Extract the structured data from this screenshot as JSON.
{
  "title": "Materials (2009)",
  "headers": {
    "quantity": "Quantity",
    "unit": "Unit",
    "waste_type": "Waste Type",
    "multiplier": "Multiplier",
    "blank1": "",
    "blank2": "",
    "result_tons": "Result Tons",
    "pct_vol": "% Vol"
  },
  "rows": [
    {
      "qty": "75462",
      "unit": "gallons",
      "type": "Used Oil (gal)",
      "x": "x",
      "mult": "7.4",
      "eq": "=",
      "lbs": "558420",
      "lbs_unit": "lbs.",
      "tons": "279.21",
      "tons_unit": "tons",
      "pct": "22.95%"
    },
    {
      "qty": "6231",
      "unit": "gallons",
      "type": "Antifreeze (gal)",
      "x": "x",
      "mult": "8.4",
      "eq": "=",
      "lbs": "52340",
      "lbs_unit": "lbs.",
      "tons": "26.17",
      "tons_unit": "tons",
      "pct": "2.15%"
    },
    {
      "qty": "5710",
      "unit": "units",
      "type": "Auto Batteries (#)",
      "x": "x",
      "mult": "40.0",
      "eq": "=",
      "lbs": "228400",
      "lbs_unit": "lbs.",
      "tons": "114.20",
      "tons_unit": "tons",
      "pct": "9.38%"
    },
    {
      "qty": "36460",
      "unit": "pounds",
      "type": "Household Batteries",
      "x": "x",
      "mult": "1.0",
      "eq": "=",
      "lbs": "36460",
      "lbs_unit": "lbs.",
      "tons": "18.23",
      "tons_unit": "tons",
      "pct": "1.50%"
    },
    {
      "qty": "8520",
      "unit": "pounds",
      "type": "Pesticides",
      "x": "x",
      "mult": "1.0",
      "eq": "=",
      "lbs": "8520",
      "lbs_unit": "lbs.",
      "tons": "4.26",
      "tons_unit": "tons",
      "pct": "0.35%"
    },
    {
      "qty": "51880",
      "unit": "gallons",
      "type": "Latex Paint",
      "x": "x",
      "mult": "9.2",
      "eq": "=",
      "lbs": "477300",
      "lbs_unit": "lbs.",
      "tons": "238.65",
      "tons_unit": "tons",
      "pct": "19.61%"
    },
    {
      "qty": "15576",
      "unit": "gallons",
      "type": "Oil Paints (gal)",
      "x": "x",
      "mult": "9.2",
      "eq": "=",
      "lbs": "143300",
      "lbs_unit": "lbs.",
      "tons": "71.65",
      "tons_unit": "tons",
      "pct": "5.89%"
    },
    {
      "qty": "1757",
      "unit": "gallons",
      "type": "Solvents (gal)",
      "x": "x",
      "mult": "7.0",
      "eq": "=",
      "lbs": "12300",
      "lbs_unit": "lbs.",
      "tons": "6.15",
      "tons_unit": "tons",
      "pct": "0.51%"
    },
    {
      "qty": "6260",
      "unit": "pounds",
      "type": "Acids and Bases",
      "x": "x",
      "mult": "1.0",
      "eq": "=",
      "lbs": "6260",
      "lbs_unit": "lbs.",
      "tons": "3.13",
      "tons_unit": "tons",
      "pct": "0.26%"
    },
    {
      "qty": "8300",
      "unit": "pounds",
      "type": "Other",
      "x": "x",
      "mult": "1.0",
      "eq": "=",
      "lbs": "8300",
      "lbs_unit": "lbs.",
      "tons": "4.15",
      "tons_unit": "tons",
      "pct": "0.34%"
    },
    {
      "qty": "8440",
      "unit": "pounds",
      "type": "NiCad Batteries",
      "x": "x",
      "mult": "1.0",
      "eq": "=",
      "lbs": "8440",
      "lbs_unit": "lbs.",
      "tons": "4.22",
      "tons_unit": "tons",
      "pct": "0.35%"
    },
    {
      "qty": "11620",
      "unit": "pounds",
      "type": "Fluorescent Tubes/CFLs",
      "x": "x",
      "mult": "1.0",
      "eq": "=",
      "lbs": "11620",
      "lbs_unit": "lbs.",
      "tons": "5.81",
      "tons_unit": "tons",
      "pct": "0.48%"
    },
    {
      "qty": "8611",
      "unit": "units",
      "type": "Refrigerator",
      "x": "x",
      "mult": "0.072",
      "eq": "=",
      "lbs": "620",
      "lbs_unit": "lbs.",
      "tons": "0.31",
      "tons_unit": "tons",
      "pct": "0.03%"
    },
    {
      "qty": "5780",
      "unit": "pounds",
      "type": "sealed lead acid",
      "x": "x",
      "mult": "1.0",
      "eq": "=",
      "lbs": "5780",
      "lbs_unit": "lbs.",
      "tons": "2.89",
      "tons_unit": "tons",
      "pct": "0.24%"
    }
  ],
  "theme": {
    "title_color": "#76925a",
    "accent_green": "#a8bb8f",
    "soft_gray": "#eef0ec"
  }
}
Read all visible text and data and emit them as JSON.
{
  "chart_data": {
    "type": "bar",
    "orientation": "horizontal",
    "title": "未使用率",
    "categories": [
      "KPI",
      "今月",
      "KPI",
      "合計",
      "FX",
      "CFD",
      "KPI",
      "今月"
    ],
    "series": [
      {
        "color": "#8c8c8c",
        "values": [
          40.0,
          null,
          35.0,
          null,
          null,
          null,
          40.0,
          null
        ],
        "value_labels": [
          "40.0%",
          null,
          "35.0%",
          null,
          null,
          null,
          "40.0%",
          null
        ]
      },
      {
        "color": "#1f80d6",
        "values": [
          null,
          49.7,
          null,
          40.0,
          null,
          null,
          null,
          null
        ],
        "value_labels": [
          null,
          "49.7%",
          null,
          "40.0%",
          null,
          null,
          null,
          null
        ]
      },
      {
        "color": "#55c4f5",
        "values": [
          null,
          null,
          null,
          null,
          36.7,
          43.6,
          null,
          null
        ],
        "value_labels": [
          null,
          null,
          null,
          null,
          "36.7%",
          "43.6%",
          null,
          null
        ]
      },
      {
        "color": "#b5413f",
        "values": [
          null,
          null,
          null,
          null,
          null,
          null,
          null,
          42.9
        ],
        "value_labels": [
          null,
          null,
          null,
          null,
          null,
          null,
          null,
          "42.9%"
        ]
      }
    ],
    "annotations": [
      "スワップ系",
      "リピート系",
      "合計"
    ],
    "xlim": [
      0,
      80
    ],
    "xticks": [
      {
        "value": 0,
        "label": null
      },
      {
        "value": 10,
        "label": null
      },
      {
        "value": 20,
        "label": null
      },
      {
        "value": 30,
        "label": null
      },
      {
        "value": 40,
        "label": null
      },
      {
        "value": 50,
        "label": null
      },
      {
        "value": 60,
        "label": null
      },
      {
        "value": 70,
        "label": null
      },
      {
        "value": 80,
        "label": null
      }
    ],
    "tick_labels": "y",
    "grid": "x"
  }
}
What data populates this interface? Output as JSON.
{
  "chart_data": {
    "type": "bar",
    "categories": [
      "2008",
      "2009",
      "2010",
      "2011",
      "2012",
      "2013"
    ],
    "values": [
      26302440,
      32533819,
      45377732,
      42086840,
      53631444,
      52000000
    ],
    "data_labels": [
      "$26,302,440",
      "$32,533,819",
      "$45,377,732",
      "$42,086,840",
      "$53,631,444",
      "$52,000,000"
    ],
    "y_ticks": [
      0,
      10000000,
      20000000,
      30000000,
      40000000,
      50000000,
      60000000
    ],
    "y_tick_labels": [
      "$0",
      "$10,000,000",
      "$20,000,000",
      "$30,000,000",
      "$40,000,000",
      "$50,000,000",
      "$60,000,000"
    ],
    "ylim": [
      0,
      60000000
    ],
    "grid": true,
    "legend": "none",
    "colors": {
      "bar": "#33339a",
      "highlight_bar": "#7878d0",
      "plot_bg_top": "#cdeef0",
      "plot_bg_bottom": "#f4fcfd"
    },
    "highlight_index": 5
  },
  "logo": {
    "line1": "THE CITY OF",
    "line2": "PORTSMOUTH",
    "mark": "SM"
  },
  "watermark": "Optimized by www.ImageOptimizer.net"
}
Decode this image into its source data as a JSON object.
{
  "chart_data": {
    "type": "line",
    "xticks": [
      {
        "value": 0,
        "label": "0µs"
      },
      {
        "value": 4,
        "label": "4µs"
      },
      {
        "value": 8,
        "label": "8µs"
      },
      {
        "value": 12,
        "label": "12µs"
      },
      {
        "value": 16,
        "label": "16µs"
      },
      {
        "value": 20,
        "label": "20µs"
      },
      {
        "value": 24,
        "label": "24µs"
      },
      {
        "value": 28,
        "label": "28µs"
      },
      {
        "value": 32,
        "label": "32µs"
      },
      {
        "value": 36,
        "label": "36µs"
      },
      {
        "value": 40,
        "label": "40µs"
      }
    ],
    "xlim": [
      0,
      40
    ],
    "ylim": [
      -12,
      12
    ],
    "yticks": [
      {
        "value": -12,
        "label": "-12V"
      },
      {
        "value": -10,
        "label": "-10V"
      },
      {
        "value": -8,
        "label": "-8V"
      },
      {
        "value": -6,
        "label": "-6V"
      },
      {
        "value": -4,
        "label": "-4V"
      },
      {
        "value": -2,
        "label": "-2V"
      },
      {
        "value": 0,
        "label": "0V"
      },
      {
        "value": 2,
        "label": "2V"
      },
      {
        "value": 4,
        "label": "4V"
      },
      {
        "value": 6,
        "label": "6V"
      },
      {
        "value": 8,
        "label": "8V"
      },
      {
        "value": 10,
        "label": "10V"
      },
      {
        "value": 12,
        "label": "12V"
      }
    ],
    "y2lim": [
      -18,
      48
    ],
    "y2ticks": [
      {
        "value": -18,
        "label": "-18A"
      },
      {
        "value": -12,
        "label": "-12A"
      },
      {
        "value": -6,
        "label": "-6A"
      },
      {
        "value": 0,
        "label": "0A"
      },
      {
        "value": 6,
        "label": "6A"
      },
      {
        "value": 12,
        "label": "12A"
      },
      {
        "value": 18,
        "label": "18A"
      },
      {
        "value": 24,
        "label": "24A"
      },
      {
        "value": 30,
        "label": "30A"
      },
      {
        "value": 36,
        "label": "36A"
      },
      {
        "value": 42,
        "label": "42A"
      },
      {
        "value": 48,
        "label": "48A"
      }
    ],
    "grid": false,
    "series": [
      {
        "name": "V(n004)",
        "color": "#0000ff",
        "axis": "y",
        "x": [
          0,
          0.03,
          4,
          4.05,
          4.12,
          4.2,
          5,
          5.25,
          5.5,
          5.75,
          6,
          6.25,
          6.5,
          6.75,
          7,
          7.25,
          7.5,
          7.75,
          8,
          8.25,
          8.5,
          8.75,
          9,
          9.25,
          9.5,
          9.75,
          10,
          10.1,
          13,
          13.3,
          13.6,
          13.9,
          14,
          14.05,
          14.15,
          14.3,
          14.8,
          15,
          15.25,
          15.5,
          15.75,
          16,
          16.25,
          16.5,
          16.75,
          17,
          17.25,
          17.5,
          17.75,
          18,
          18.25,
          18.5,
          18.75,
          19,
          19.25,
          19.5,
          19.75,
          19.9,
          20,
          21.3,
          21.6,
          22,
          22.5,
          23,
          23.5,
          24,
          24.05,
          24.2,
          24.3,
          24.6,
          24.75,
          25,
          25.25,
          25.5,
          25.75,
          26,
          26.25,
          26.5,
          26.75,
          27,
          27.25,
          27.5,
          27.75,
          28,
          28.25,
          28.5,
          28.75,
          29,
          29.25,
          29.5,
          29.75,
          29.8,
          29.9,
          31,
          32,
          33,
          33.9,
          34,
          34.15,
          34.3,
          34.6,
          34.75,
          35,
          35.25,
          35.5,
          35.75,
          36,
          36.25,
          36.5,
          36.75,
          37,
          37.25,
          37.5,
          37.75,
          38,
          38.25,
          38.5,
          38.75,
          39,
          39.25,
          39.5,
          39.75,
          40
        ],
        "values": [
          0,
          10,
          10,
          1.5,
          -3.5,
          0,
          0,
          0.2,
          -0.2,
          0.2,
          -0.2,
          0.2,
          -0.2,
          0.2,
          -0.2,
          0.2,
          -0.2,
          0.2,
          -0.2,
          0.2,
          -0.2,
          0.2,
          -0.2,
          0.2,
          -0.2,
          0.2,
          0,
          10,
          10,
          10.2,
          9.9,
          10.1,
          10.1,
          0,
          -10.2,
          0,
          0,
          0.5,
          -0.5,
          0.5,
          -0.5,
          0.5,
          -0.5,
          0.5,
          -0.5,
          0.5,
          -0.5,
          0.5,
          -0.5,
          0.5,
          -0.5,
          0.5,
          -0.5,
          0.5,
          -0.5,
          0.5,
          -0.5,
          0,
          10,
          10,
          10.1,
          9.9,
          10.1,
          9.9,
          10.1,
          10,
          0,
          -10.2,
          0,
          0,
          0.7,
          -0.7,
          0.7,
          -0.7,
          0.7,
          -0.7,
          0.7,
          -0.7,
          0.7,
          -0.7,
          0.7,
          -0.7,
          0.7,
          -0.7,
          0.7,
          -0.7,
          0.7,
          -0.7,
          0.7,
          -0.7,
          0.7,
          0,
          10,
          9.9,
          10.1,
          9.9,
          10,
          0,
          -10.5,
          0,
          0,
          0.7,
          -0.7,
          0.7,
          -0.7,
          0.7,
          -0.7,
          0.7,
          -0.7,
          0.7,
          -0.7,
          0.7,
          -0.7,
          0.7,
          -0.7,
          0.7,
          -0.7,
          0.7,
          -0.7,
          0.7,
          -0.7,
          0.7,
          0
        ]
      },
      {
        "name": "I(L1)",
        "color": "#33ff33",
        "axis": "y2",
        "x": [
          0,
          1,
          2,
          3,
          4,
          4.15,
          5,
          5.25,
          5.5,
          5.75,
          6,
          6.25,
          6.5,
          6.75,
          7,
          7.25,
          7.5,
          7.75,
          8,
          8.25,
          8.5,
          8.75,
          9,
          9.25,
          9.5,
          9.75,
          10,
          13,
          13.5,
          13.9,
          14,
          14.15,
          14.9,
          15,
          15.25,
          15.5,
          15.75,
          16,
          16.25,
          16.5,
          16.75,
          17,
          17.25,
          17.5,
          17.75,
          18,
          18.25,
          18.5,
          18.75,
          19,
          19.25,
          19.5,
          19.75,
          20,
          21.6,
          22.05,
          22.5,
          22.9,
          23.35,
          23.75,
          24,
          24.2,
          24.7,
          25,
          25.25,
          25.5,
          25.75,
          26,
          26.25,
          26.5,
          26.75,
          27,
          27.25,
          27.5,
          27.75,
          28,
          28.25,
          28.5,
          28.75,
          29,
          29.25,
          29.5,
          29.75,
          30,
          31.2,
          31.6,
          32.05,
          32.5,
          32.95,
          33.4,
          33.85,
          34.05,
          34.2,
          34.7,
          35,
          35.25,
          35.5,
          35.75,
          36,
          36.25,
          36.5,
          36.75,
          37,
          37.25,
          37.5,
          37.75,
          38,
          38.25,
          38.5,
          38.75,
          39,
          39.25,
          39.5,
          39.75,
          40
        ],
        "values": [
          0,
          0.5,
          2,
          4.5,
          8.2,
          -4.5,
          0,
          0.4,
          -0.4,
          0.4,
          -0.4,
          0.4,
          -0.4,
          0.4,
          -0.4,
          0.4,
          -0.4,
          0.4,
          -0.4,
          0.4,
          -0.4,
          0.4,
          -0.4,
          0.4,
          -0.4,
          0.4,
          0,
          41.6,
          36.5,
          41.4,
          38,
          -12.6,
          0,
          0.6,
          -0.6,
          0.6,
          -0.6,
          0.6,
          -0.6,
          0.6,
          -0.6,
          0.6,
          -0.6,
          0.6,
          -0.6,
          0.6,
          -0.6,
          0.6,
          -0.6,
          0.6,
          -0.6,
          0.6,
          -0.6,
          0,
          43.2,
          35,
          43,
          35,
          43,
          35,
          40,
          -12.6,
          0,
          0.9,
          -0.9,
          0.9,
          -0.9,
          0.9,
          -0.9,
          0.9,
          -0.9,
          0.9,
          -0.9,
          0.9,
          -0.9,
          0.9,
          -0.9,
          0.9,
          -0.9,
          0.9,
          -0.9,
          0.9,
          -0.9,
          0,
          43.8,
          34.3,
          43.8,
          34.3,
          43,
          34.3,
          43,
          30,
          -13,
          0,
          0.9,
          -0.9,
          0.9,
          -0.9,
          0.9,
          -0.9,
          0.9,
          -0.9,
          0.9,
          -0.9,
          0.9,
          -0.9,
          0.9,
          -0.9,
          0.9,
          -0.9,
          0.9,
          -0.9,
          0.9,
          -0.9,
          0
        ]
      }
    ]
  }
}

————————

# EXERCISE AIM
Reply with the number of lines in the material above that contain "this", and nothing more.

# EXERCISE SOLUTION
3